■ **Stated problem**
Where does the string "title" appear? Copy every line of the entries below that holds it.

Start of Rows

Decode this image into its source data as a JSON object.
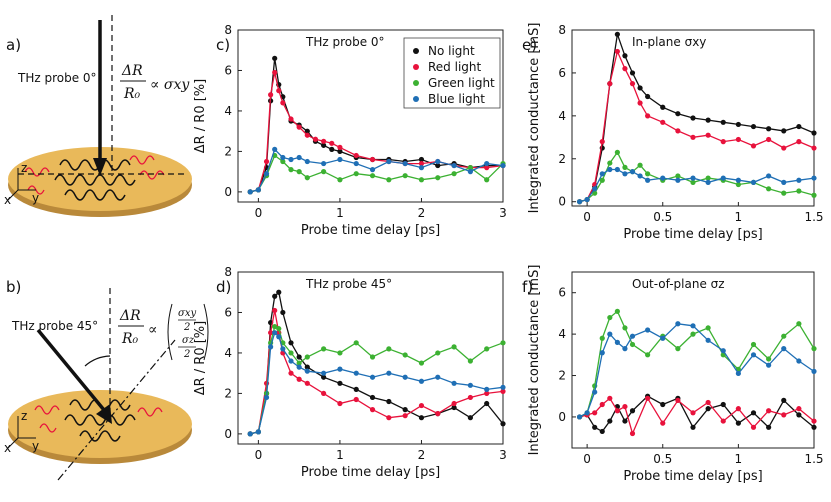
{
  "colors": {
    "black": "#111111",
    "red": "#e8123c",
    "green": "#3cb132",
    "blue": "#1f6fb5",
    "disk": "#e9b95a",
    "disk_edge": "#b9893a"
  },
  "panels": {
    "a": "a)",
    "b": "b)",
    "c": "c)",
    "d": "d)",
    "e": "e)",
    "f": "f)"
  },
  "schematic": {
    "a_probe": "THz probe 0°",
    "b_probe": "THz probe 45°",
    "a_formula": "ΔR/R₀ ∝ σxy",
    "b_formula": "ΔR/R₀ ∝ (σxy/2, σz/2)",
    "axis_z": "z",
    "axis_x": "x",
    "axis_y": "y"
  },
  "chart_data": [
    {
      "id": "c",
      "type": "line",
      "title": "THz probe 0°",
      "xlabel": "Probe time delay [ps]",
      "ylabel": "ΔR / R0 [%]",
      "xlim": [
        -0.25,
        3
      ],
      "ylim": [
        -0.5,
        8
      ],
      "xticks": [
        "0",
        "1",
        "2",
        "3"
      ],
      "yticks": [
        "0",
        "2",
        "4",
        "6",
        "8"
      ],
      "legend": [
        "No light",
        "Red light",
        "Green light",
        "Blue light"
      ],
      "series": [
        {
          "name": "No light",
          "color": "black",
          "x": [
            -0.1,
            0,
            0.1,
            0.15,
            0.2,
            0.25,
            0.3,
            0.4,
            0.5,
            0.6,
            0.7,
            0.8,
            0.9,
            1.0,
            1.2,
            1.4,
            1.6,
            1.8,
            2.0,
            2.2,
            2.4,
            2.6,
            2.8,
            3.0
          ],
          "y": [
            0,
            0.1,
            1.2,
            4.5,
            6.6,
            5.3,
            4.7,
            3.5,
            3.3,
            3.0,
            2.5,
            2.3,
            2.1,
            2.0,
            1.7,
            1.6,
            1.6,
            1.5,
            1.6,
            1.3,
            1.4,
            1.2,
            1.3,
            1.3
          ]
        },
        {
          "name": "Red light",
          "color": "red",
          "x": [
            -0.1,
            0,
            0.1,
            0.15,
            0.2,
            0.25,
            0.3,
            0.4,
            0.5,
            0.6,
            0.7,
            0.8,
            0.9,
            1.0,
            1.2,
            1.4,
            1.6,
            1.8,
            2.0,
            2.2,
            2.4,
            2.6,
            2.8,
            3.0
          ],
          "y": [
            0,
            0.1,
            1.5,
            4.8,
            5.9,
            5.0,
            4.4,
            3.6,
            3.2,
            2.8,
            2.6,
            2.5,
            2.4,
            2.2,
            1.8,
            1.6,
            1.5,
            1.4,
            1.4,
            1.5,
            1.3,
            1.2,
            1.2,
            1.3
          ]
        },
        {
          "name": "Green light",
          "color": "green",
          "x": [
            -0.1,
            0,
            0.1,
            0.2,
            0.3,
            0.4,
            0.5,
            0.6,
            0.8,
            1.0,
            1.2,
            1.4,
            1.6,
            1.8,
            2.0,
            2.2,
            2.4,
            2.6,
            2.8,
            3.0
          ],
          "y": [
            0,
            0.1,
            0.8,
            1.8,
            1.5,
            1.1,
            1.0,
            0.7,
            1.0,
            0.6,
            0.9,
            0.8,
            0.6,
            0.8,
            0.6,
            0.7,
            0.9,
            1.2,
            0.6,
            1.4
          ]
        },
        {
          "name": "Blue light",
          "color": "blue",
          "x": [
            -0.1,
            0,
            0.1,
            0.2,
            0.3,
            0.4,
            0.5,
            0.6,
            0.8,
            1.0,
            1.2,
            1.4,
            1.6,
            1.8,
            2.0,
            2.2,
            2.4,
            2.6,
            2.8,
            3.0
          ],
          "y": [
            0,
            0.1,
            0.9,
            2.1,
            1.7,
            1.6,
            1.7,
            1.5,
            1.4,
            1.6,
            1.4,
            1.1,
            1.5,
            1.4,
            1.2,
            1.5,
            1.3,
            1.0,
            1.4,
            1.3
          ]
        }
      ]
    },
    {
      "id": "d",
      "type": "line",
      "title": "THz probe 45°",
      "xlabel": "Probe time delay [ps]",
      "ylabel": "ΔR / R0 [%]",
      "xlim": [
        -0.25,
        3
      ],
      "ylim": [
        -0.5,
        8
      ],
      "xticks": [
        "0",
        "1",
        "2",
        "3"
      ],
      "yticks": [
        "0",
        "2",
        "4",
        "6",
        "8"
      ],
      "series": [
        {
          "name": "No light",
          "color": "black",
          "x": [
            -0.1,
            0,
            0.1,
            0.15,
            0.2,
            0.25,
            0.3,
            0.4,
            0.5,
            0.6,
            0.8,
            1.0,
            1.2,
            1.4,
            1.6,
            1.8,
            2.0,
            2.2,
            2.4,
            2.6,
            2.8,
            3.0
          ],
          "y": [
            0,
            0.1,
            2.0,
            5.5,
            6.8,
            7.0,
            6.0,
            4.5,
            3.8,
            3.3,
            2.8,
            2.5,
            2.2,
            1.8,
            1.6,
            1.2,
            0.8,
            1.0,
            1.3,
            0.8,
            1.5,
            0.5
          ]
        },
        {
          "name": "Red light",
          "color": "red",
          "x": [
            -0.1,
            0,
            0.1,
            0.15,
            0.2,
            0.25,
            0.3,
            0.4,
            0.5,
            0.6,
            0.8,
            1.0,
            1.2,
            1.4,
            1.6,
            1.8,
            2.0,
            2.2,
            2.4,
            2.6,
            2.8,
            3.0
          ],
          "y": [
            0,
            0.1,
            2.5,
            5.0,
            6.1,
            5.0,
            4.0,
            3.0,
            2.7,
            2.5,
            2.0,
            1.5,
            1.7,
            1.2,
            0.8,
            0.9,
            1.4,
            1.0,
            1.5,
            1.8,
            2.0,
            2.1
          ]
        },
        {
          "name": "Green light",
          "color": "green",
          "x": [
            -0.1,
            0,
            0.1,
            0.15,
            0.2,
            0.25,
            0.3,
            0.4,
            0.5,
            0.6,
            0.8,
            1.0,
            1.2,
            1.4,
            1.6,
            1.8,
            2.0,
            2.2,
            2.4,
            2.6,
            2.8,
            3.0
          ],
          "y": [
            0,
            0.1,
            2.0,
            4.5,
            5.3,
            5.2,
            4.5,
            4.0,
            3.5,
            3.8,
            4.2,
            4.0,
            4.5,
            3.8,
            4.2,
            3.9,
            3.5,
            4.0,
            4.3,
            3.6,
            4.2,
            4.5
          ]
        },
        {
          "name": "Blue light",
          "color": "blue",
          "x": [
            -0.1,
            0,
            0.1,
            0.15,
            0.2,
            0.25,
            0.3,
            0.4,
            0.5,
            0.6,
            0.8,
            1.0,
            1.2,
            1.4,
            1.6,
            1.8,
            2.0,
            2.2,
            2.4,
            2.6,
            2.8,
            3.0
          ],
          "y": [
            0,
            0.1,
            1.8,
            4.3,
            5.0,
            4.8,
            4.2,
            3.6,
            3.3,
            3.1,
            3.0,
            3.2,
            3.0,
            2.8,
            3.0,
            2.8,
            2.6,
            2.8,
            2.5,
            2.4,
            2.2,
            2.3
          ]
        }
      ]
    },
    {
      "id": "e",
      "type": "line",
      "title": "In-plane σxy",
      "xlabel": "Probe time delay [ps]",
      "ylabel": "Integrated conductance [mS]",
      "xlim": [
        -0.1,
        1.5
      ],
      "ylim": [
        -0.2,
        8
      ],
      "xticks": [
        "0",
        "0.5",
        "1",
        "1.5"
      ],
      "yticks": [
        "0",
        "2",
        "4",
        "6",
        "8"
      ],
      "series": [
        {
          "name": "No light",
          "color": "black",
          "x": [
            -0.05,
            0,
            0.05,
            0.1,
            0.15,
            0.2,
            0.25,
            0.3,
            0.35,
            0.4,
            0.5,
            0.6,
            0.7,
            0.8,
            0.9,
            1.0,
            1.1,
            1.2,
            1.3,
            1.4,
            1.5
          ],
          "y": [
            0,
            0.1,
            0.7,
            2.5,
            5.5,
            7.8,
            6.8,
            6.0,
            5.3,
            4.9,
            4.4,
            4.1,
            3.9,
            3.8,
            3.7,
            3.6,
            3.5,
            3.4,
            3.3,
            3.5,
            3.2
          ]
        },
        {
          "name": "Red light",
          "color": "red",
          "x": [
            -0.05,
            0,
            0.05,
            0.1,
            0.15,
            0.2,
            0.25,
            0.3,
            0.35,
            0.4,
            0.5,
            0.6,
            0.7,
            0.8,
            0.9,
            1.0,
            1.1,
            1.2,
            1.3,
            1.4,
            1.5
          ],
          "y": [
            0,
            0.1,
            0.8,
            2.8,
            5.5,
            7.0,
            6.2,
            5.5,
            4.6,
            4.0,
            3.7,
            3.3,
            3.0,
            3.1,
            2.8,
            2.9,
            2.6,
            2.9,
            2.5,
            2.8,
            2.5
          ]
        },
        {
          "name": "Green light",
          "color": "green",
          "x": [
            -0.05,
            0,
            0.05,
            0.1,
            0.15,
            0.2,
            0.25,
            0.3,
            0.35,
            0.4,
            0.5,
            0.6,
            0.7,
            0.8,
            0.9,
            1.0,
            1.1,
            1.2,
            1.3,
            1.4,
            1.5
          ],
          "y": [
            0,
            0.1,
            0.4,
            1.0,
            1.8,
            2.3,
            1.6,
            1.4,
            1.7,
            1.3,
            1.0,
            1.2,
            0.9,
            1.1,
            1.0,
            0.8,
            0.9,
            0.6,
            0.4,
            0.5,
            0.3
          ]
        },
        {
          "name": "Blue light",
          "color": "blue",
          "x": [
            -0.05,
            0,
            0.05,
            0.1,
            0.15,
            0.2,
            0.25,
            0.3,
            0.35,
            0.4,
            0.5,
            0.6,
            0.7,
            0.8,
            0.9,
            1.0,
            1.1,
            1.2,
            1.3,
            1.4,
            1.5
          ],
          "y": [
            0,
            0.1,
            0.6,
            1.3,
            1.5,
            1.5,
            1.3,
            1.4,
            1.2,
            1.0,
            1.1,
            1.0,
            1.1,
            0.9,
            1.1,
            1.0,
            0.9,
            1.2,
            0.9,
            1.0,
            1.1
          ]
        }
      ]
    },
    {
      "id": "f",
      "type": "line",
      "title": "Out-of-plane σz",
      "xlabel": "Probe time delay [ps]",
      "ylabel": "Integrated conductance [mS]",
      "xlim": [
        -0.1,
        1.5
      ],
      "ylim": [
        -1.5,
        7
      ],
      "xticks": [
        "0",
        "0.5",
        "1",
        "1.5"
      ],
      "yticks": [
        "0",
        "2",
        "4",
        "6"
      ],
      "series": [
        {
          "name": "No light",
          "color": "black",
          "x": [
            -0.05,
            0,
            0.05,
            0.1,
            0.15,
            0.2,
            0.25,
            0.3,
            0.4,
            0.5,
            0.6,
            0.7,
            0.8,
            0.9,
            1.0,
            1.1,
            1.2,
            1.3,
            1.4,
            1.5
          ],
          "y": [
            0,
            0.1,
            -0.5,
            -0.7,
            -0.2,
            0.5,
            -0.2,
            0.3,
            1.0,
            0.6,
            0.9,
            -0.5,
            0.4,
            0.6,
            -0.3,
            0.2,
            -0.5,
            0.8,
            0.1,
            -0.5
          ]
        },
        {
          "name": "Red light",
          "color": "red",
          "x": [
            -0.05,
            0,
            0.05,
            0.1,
            0.15,
            0.2,
            0.25,
            0.3,
            0.4,
            0.5,
            0.6,
            0.7,
            0.8,
            0.9,
            1.0,
            1.1,
            1.2,
            1.3,
            1.4,
            1.5
          ],
          "y": [
            0,
            0.1,
            0.2,
            0.6,
            0.9,
            0.3,
            0.5,
            -0.8,
            0.9,
            -0.3,
            0.8,
            0.2,
            0.7,
            -0.2,
            0.4,
            -0.5,
            0.3,
            0.1,
            0.4,
            -0.2
          ]
        },
        {
          "name": "Green light",
          "color": "green",
          "x": [
            -0.05,
            0,
            0.05,
            0.1,
            0.15,
            0.2,
            0.25,
            0.3,
            0.4,
            0.5,
            0.6,
            0.7,
            0.8,
            0.9,
            1.0,
            1.1,
            1.2,
            1.3,
            1.4,
            1.5
          ],
          "y": [
            0,
            0.2,
            1.5,
            3.8,
            4.8,
            5.1,
            4.3,
            3.5,
            3.0,
            3.9,
            3.3,
            4.0,
            4.3,
            3.0,
            2.3,
            3.5,
            2.8,
            3.9,
            4.5,
            3.3
          ]
        },
        {
          "name": "Blue light",
          "color": "blue",
          "x": [
            -0.05,
            0,
            0.05,
            0.1,
            0.15,
            0.2,
            0.25,
            0.3,
            0.4,
            0.5,
            0.6,
            0.7,
            0.8,
            0.9,
            1.0,
            1.1,
            1.2,
            1.3,
            1.4,
            1.5
          ],
          "y": [
            0,
            0.2,
            1.2,
            3.1,
            4.0,
            3.6,
            3.3,
            3.9,
            4.2,
            3.8,
            4.5,
            4.4,
            3.7,
            3.2,
            2.1,
            3.0,
            2.5,
            3.3,
            2.7,
            2.2
          ]
        }
      ]
    }
  ]
}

End of Rows

■ **Problem solution**
      "title": "THz probe 0°",
      "title": "THz probe 45°",
      "title": "In-plane σxy",
      "title": "Out-of-plane σz",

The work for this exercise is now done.